◆ **Task objective**
Your task is to repeat the entries word for word while leaving out the pictures.

>> Begin Data provided

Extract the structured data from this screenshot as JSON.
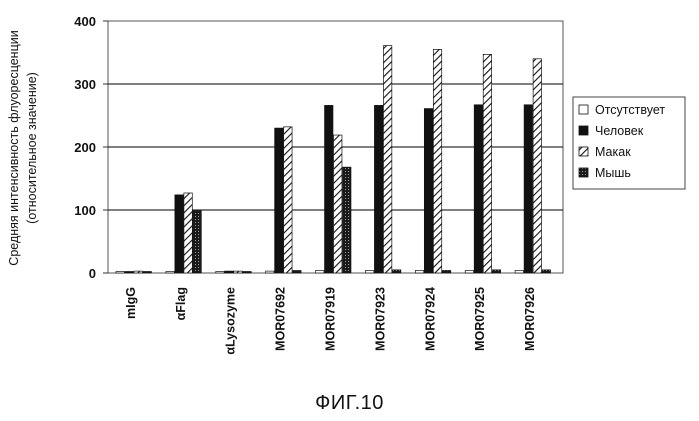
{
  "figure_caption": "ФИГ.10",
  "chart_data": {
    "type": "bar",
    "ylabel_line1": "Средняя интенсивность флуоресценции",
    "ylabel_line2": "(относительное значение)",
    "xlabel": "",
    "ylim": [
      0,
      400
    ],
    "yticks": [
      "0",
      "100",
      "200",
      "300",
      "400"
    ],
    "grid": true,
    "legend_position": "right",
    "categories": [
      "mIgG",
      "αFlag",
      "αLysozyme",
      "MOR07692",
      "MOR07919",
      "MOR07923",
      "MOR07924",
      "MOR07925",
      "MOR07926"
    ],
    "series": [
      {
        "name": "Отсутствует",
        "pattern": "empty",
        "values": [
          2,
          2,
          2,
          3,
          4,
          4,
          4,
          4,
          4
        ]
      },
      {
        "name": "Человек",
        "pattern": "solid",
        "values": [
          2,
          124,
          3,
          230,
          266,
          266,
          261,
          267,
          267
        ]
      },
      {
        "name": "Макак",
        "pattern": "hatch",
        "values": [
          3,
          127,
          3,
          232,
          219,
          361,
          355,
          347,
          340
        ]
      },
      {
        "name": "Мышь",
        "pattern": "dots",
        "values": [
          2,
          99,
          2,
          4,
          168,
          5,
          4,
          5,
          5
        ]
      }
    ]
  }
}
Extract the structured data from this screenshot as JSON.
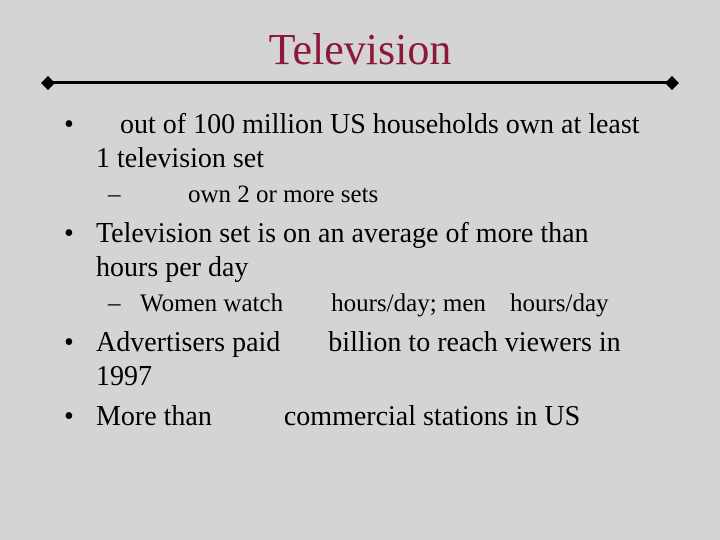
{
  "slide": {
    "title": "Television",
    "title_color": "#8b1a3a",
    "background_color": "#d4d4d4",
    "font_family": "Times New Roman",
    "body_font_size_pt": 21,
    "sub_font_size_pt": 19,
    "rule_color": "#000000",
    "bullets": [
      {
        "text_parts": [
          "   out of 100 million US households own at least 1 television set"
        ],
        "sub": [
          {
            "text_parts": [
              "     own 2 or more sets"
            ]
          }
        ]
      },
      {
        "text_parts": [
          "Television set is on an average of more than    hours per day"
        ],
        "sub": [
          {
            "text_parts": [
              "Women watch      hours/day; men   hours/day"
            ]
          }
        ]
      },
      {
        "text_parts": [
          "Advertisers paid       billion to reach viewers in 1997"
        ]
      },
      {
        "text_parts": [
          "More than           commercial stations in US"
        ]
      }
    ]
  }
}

>> End Data provided

◆ **Task response**
Extract the structured data from this screenshot as JSON.
{
  "figure_caption": "ФИГ.10",
  "chart_data": {
    "type": "bar",
    "ylabel_line1": "Средняя интенсивность флуоресценции",
    "ylabel_line2": "(относительное значение)",
    "xlabel": "",
    "ylim": [
      0,
      400
    ],
    "yticks": [
      "0",
      "100",
      "200",
      "300",
      "400"
    ],
    "grid": true,
    "legend_position": "right",
    "categories": [
      "mIgG",
      "αFlag",
      "αLysozyme",
      "MOR07692",
      "MOR07919",
      "MOR07923",
      "MOR07924",
      "MOR07925",
      "MOR07926"
    ],
    "series": [
      {
        "name": "Отсутствует",
        "pattern": "empty",
        "values": [
          2,
          2,
          2,
          3,
          4,
          4,
          4,
          4,
          4
        ]
      },
      {
        "name": "Человек",
        "pattern": "solid",
        "values": [
          2,
          124,
          3,
          230,
          266,
          266,
          261,
          267,
          267
        ]
      },
      {
        "name": "Макак",
        "pattern": "hatch",
        "values": [
          3,
          127,
          3,
          232,
          219,
          361,
          355,
          347,
          340
        ]
      },
      {
        "name": "Мышь",
        "pattern": "dots",
        "values": [
          2,
          99,
          2,
          4,
          168,
          5,
          4,
          5,
          5
        ]
      }
    ]
  }
}
Extract the structured data from this screenshot as JSON.
{
  "slide": {
    "title": "Television",
    "title_color": "#8b1a3a",
    "background_color": "#d4d4d4",
    "font_family": "Times New Roman",
    "body_font_size_pt": 21,
    "sub_font_size_pt": 19,
    "rule_color": "#000000",
    "bullets": [
      {
        "text_parts": [
          "   out of 100 million US households own at least 1 television set"
        ],
        "sub": [
          {
            "text_parts": [
              "     own 2 or more sets"
            ]
          }
        ]
      },
      {
        "text_parts": [
          "Television set is on an average of more than    hours per day"
        ],
        "sub": [
          {
            "text_parts": [
              "Women watch      hours/day; men   hours/day"
            ]
          }
        ]
      },
      {
        "text_parts": [
          "Advertisers paid       billion to reach viewers in 1997"
        ]
      },
      {
        "text_parts": [
          "More than           commercial stations in US"
        ]
      }
    ]
  }
}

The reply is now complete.